[Data extracted from a collection]
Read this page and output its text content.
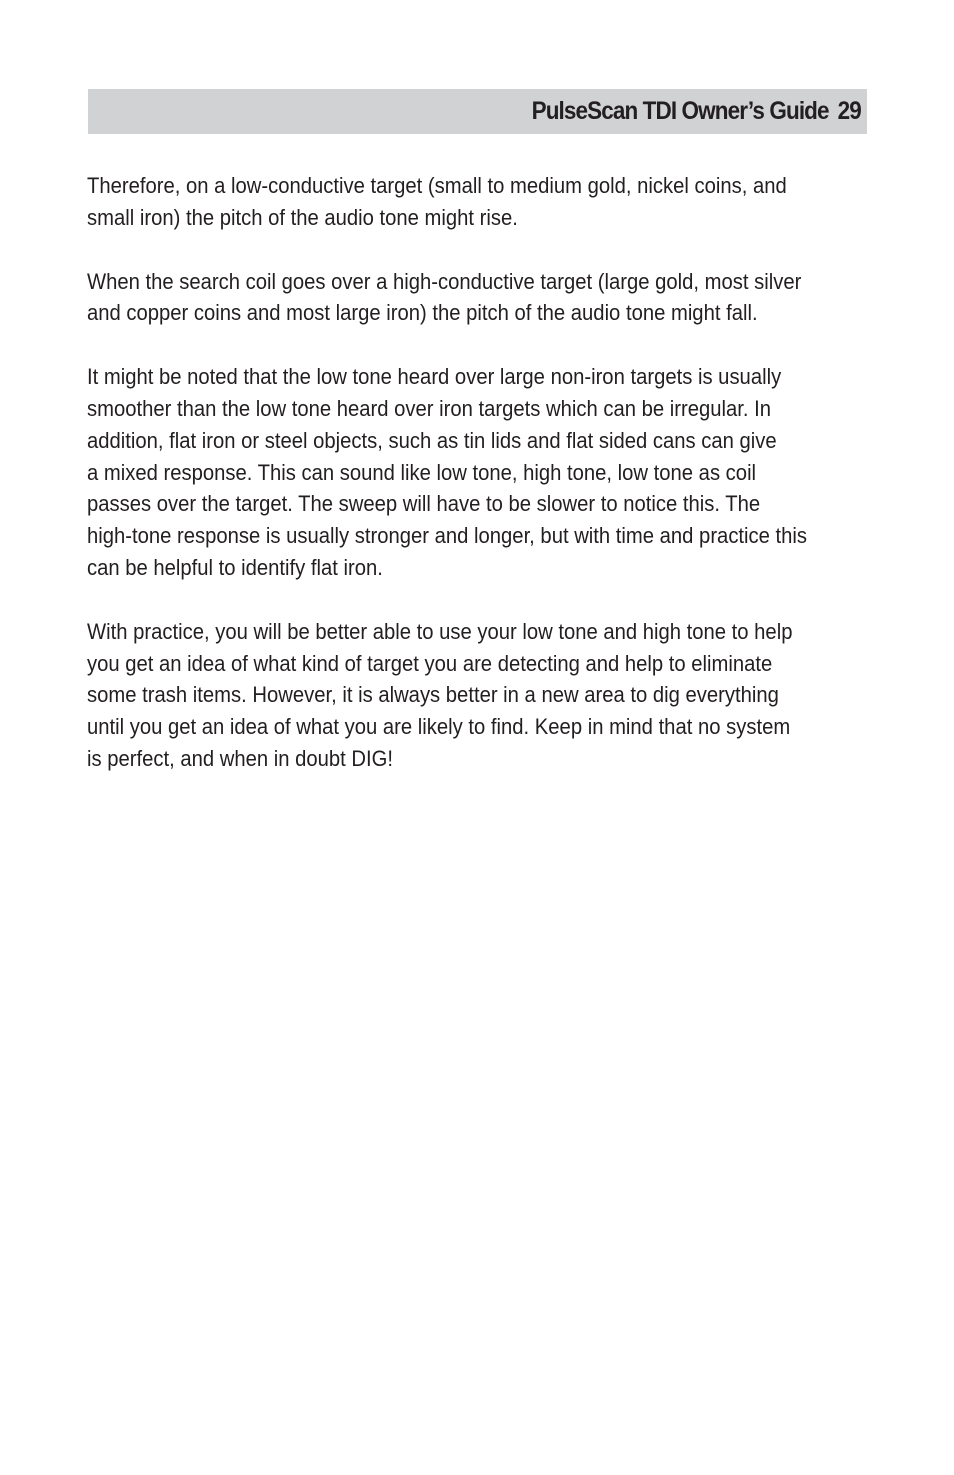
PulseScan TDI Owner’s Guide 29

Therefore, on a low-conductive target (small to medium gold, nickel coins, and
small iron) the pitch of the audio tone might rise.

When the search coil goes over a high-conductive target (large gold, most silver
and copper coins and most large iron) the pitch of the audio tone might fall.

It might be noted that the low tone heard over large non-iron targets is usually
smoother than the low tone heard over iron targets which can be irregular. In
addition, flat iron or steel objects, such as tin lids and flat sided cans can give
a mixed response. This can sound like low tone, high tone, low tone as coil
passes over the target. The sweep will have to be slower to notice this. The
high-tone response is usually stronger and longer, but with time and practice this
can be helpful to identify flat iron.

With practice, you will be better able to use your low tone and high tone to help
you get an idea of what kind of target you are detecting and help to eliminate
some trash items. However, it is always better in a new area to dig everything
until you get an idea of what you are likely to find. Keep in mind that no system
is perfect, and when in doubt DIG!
==
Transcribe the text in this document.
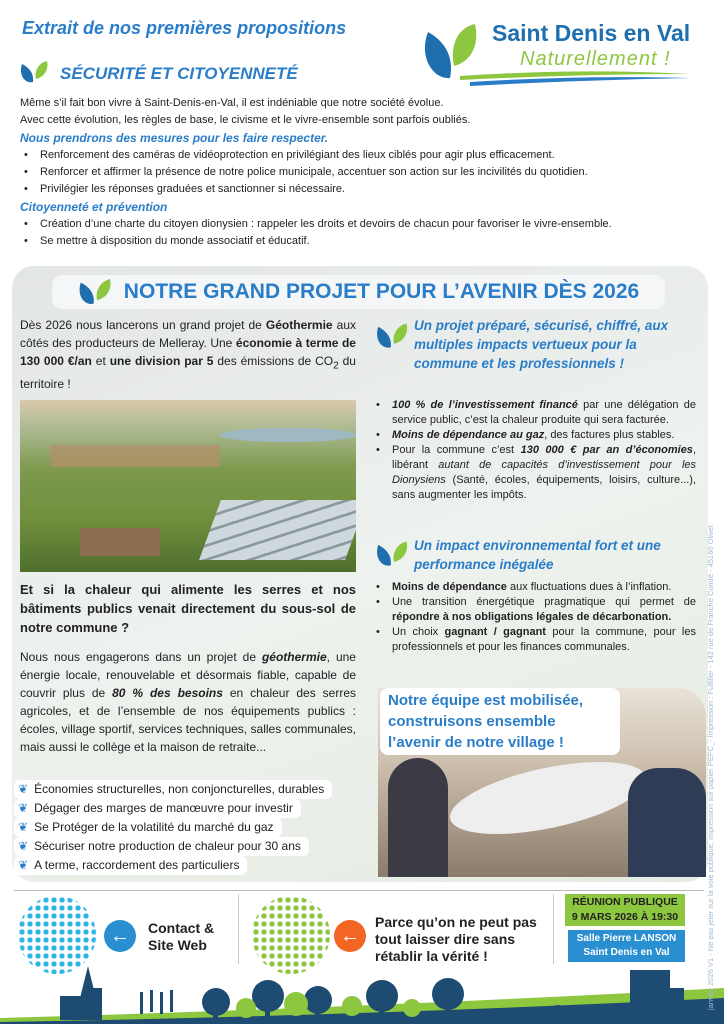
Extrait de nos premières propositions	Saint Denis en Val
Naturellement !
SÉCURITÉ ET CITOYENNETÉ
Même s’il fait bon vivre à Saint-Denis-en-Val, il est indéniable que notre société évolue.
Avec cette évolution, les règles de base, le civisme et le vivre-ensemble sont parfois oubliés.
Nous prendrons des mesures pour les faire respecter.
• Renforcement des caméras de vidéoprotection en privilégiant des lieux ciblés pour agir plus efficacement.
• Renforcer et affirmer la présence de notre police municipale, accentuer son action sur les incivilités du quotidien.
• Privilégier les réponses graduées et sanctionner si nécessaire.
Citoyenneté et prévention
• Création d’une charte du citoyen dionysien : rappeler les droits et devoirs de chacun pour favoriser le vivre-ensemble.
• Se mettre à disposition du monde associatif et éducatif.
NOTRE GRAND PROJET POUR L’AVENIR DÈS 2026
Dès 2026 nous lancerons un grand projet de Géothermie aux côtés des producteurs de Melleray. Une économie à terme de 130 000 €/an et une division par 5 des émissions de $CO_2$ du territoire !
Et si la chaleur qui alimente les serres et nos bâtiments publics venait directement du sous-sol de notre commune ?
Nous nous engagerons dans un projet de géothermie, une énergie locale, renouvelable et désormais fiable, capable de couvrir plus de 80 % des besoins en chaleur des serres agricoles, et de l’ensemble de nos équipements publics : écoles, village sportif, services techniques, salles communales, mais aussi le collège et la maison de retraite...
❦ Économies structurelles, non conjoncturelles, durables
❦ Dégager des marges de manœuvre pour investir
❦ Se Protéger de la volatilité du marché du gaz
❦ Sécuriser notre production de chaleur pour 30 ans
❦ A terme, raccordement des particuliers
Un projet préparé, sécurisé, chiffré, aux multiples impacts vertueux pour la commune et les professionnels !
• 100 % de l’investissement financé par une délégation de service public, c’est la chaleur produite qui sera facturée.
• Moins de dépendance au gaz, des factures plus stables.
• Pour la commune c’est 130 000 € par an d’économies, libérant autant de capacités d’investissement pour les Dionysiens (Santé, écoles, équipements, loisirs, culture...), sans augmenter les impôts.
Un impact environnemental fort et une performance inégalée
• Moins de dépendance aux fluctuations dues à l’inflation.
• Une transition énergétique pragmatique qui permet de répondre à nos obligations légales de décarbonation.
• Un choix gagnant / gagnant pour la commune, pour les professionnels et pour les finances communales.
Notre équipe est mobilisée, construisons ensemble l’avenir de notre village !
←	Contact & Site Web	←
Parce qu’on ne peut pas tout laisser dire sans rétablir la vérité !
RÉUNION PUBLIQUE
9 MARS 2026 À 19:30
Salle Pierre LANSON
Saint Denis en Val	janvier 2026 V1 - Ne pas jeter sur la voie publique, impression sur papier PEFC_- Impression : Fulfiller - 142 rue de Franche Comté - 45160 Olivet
--
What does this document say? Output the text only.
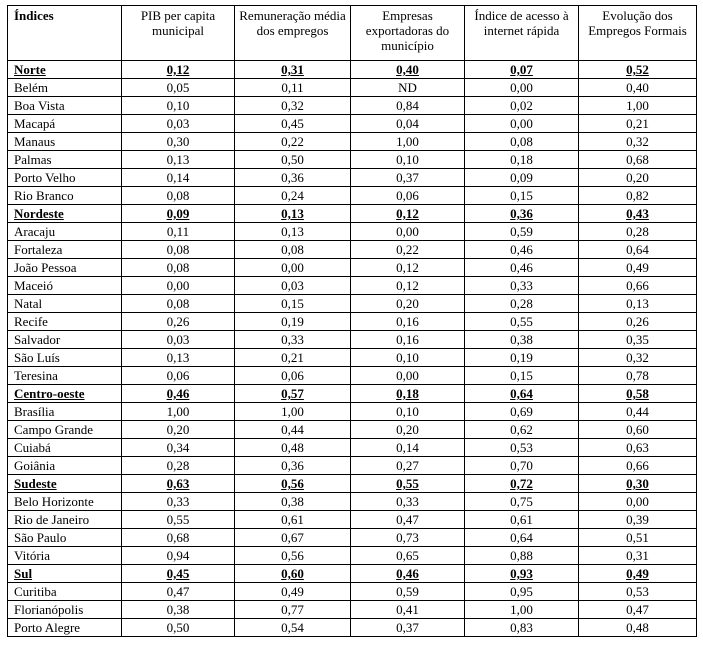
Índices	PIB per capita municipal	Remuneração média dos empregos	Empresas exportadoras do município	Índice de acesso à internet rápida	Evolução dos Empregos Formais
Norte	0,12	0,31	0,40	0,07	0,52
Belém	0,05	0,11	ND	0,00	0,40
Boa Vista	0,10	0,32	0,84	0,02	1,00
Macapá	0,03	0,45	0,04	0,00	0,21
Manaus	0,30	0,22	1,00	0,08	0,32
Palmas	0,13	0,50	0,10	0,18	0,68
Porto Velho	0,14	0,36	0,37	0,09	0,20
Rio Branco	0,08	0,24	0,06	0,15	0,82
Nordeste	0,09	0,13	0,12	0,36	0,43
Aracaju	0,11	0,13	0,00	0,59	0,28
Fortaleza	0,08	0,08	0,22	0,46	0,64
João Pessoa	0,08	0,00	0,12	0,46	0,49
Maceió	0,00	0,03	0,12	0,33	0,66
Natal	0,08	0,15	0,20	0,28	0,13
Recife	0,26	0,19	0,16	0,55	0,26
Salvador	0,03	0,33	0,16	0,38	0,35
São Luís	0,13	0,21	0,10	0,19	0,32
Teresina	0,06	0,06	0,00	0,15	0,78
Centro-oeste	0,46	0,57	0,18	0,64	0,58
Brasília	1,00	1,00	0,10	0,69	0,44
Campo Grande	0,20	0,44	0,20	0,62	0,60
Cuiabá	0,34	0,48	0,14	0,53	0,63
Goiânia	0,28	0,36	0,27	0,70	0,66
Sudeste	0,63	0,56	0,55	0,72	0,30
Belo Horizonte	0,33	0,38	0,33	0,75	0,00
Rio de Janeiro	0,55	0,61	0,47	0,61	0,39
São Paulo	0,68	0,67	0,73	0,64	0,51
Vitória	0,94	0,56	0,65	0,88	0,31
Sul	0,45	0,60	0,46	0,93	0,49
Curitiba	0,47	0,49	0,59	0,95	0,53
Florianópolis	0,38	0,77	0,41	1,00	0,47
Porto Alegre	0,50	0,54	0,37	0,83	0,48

PROBLEM REQUIREMENTS: Copy each line of the listing that holds the word "text".

WORKED SOLUTION:
Read this page and output its text content.
Transcribe the text in this document.
What does this document say? Output the text only.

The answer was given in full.